--- Information shown ---

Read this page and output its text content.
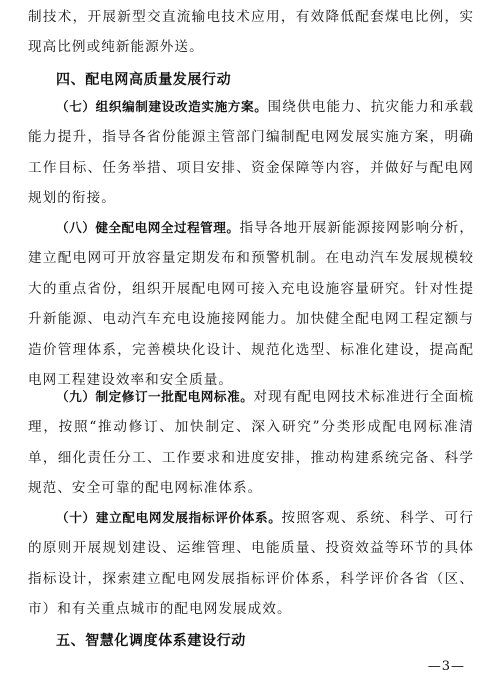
制技术，开展新型交直流输电技术应用，有效降低配套煤电比例，实现高比例或纯新能源外送。

四、配电网高质量发展行动

（七）组织编制建设改造实施方案。围绕供电能力、抗灾能力和承载能力提升，指导各省份能源主管部门编制配电网发展实施方案，明确工作目标、任务举措、项目安排、资金保障等内容，并做好与配电网规划的衔接。

（八）健全配电网全过程管理。指导各地开展新能源接网影响分析，建立配电网可开放容量定期发布和预警机制。在电动汽车发展规模较大的重点省份，组织开展配电网可接入充电设施容量研究。针对性提升新能源、电动汽车充电设施接网能力。加快健全配电网工程定额与造价管理体系，完善模块化设计、规范化选型、标准化建设，提高配电网工程建设效率和安全质量。

（九）制定修订一批配电网标准。对现有配电网技术标准进行全面梳理，按照“推动修订、加快制定、深入研究”分类形成配电网标准清单，细化责任分工、工作要求和进度安排，推动构建系统完备、科学规范、安全可靠的配电网标准体系。

（十）建立配电网发展指标评价体系。按照客观、系统、科学、可行的原则开展规划建设、运维管理、电能质量、投资效益等环节的具体指标设计，探索建立配电网发展指标评价体系，科学评价各省（区、市）和有关重点城市的配电网发展成效。

五、智慧化调度体系建设行动
—3—
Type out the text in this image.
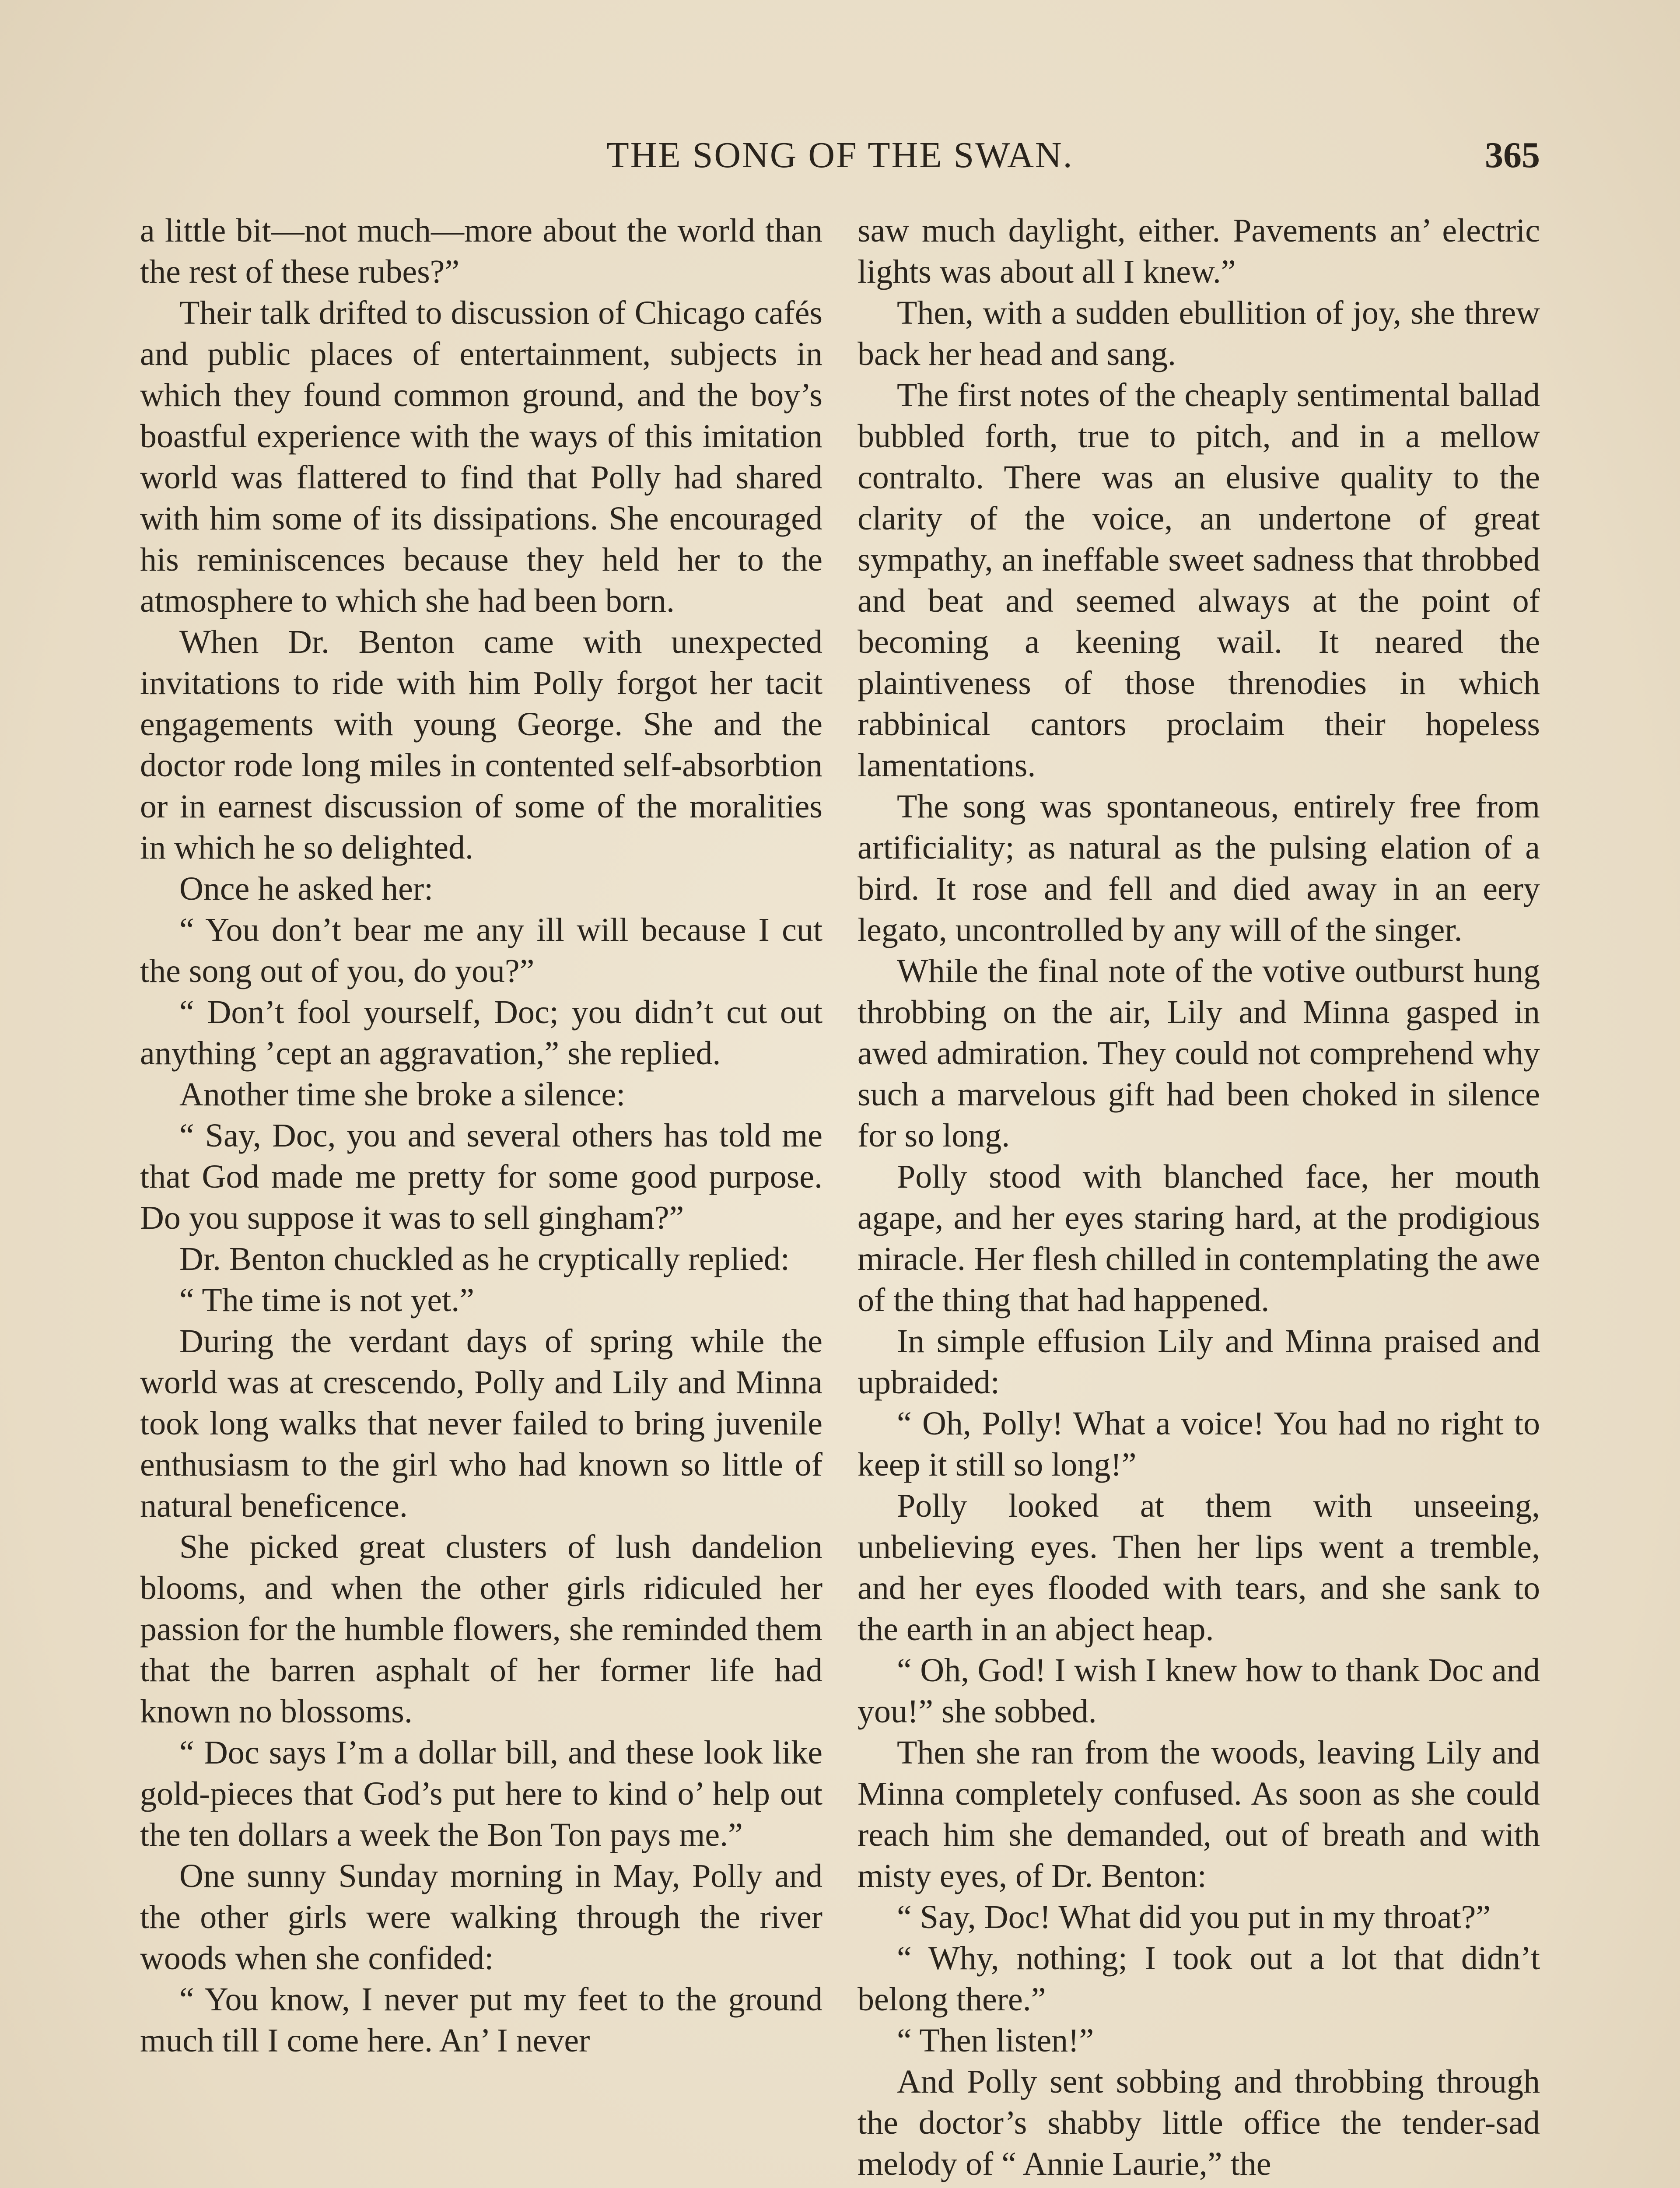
THE SONG OF THE SWAN.	365

a little bit—not much—more about the world than the rest of these rubes?”

Their talk drifted to discussion of Chicago cafés and public places of entertainment, subjects in which they found common ground, and the boy’s boastful experience with the ways of this imitation world was flattered to find that Polly had shared with him some of its dissipations. She encouraged his reminiscences because they held her to the atmosphere to which she had been born.

When Dr. Benton came with unexpected invitations to ride with him Polly forgot her tacit engagements with young George. She and the doctor rode long miles in contented self-absorbtion or in earnest discussion of some of the moralities in which he so delighted.

Once he asked her:

“ You don’t bear me any ill will because I cut the song out of you, do you?”

“ Don’t fool yourself, Doc; you didn’t cut out anything ’cept an aggravation,” she replied.

Another time she broke a silence:

“ Say, Doc, you and several others has told me that God made me pretty for some good purpose. Do you suppose it was to sell gingham?”

Dr. Benton chuckled as he cryptically replied:

“ The time is not yet.”

During the verdant days of spring while the world was at crescendo, Polly and Lily and Minna took long walks that never failed to bring juvenile enthusiasm to the girl who had known so little of natural beneficence.

She picked great clusters of lush dandelion blooms, and when the other girls ridiculed her passion for the humble flowers, she reminded them that the barren asphalt of her former life had known no blossoms.

“ Doc says I’m a dollar bill, and these look like gold-pieces that God’s put here to kind o’ help out the ten dollars a week the Bon Ton pays me.”

One sunny Sunday morning in May, Polly and the other girls were walking through the river woods when she confided:

“ You know, I never put my feet to the ground much till I come here. An’ I never

saw much daylight, either. Pavements an’ electric lights was about all I knew.”

Then, with a sudden ebullition of joy, she threw back her head and sang.

The first notes of the cheaply sentimental ballad bubbled forth, true to pitch, and in a mellow contralto. There was an elusive quality to the clarity of the voice, an undertone of great sympathy, an ineffable sweet sadness that throbbed and beat and seemed always at the point of becoming a keening wail. It neared the plaintiveness of those threnodies in which rabbinical cantors proclaim their hopeless lamentations.

The song was spontaneous, entirely free from artificiality; as natural as the pulsing elation of a bird. It rose and fell and died away in an eery legato, uncontrolled by any will of the singer.

While the final note of the votive outburst hung throbbing on the air, Lily and Minna gasped in awed admiration. They could not comprehend why such a marvelous gift had been choked in silence for so long.

Polly stood with blanched face, her mouth agape, and her eyes staring hard, at the prodigious miracle. Her flesh chilled in contemplating the awe of the thing that had happened.

In simple effusion Lily and Minna praised and upbraided:

“ Oh, Polly! What a voice! You had no right to keep it still so long!”

Polly looked at them with unseeing, unbelieving eyes. Then her lips went a tremble, and her eyes flooded with tears, and she sank to the earth in an abject heap.

“ Oh, God! I wish I knew how to thank Doc and you!” she sobbed.

Then she ran from the woods, leaving Lily and Minna completely confused. As soon as she could reach him she demanded, out of breath and with misty eyes, of Dr. Benton:

“ Say, Doc! What did you put in my throat?”

“ Why, nothing; I took out a lot that didn’t belong there.”

“ Then listen!”

And Polly sent sobbing and throbbing through the doctor’s shabby little office the tender-sad melody of “ Annie Laurie,” the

---

» **Stated exercise**: Read through the entries and copy each line in which "Benton" appears.

» **The reply**:
When Dr. Benton came with unexpected invitations to ride with him Polly forgot her tacit engagements with young George. She and the doctor rode long miles in contented self-absorbtion or in earnest discussion of some of the moralities in which he so delighted.
Dr. Benton chuckled as he cryptically replied:
Then she ran from the woods, leaving Lily and Minna completely confused. As soon as she could reach him she demanded, out of breath and with misty eyes, of Dr. Benton:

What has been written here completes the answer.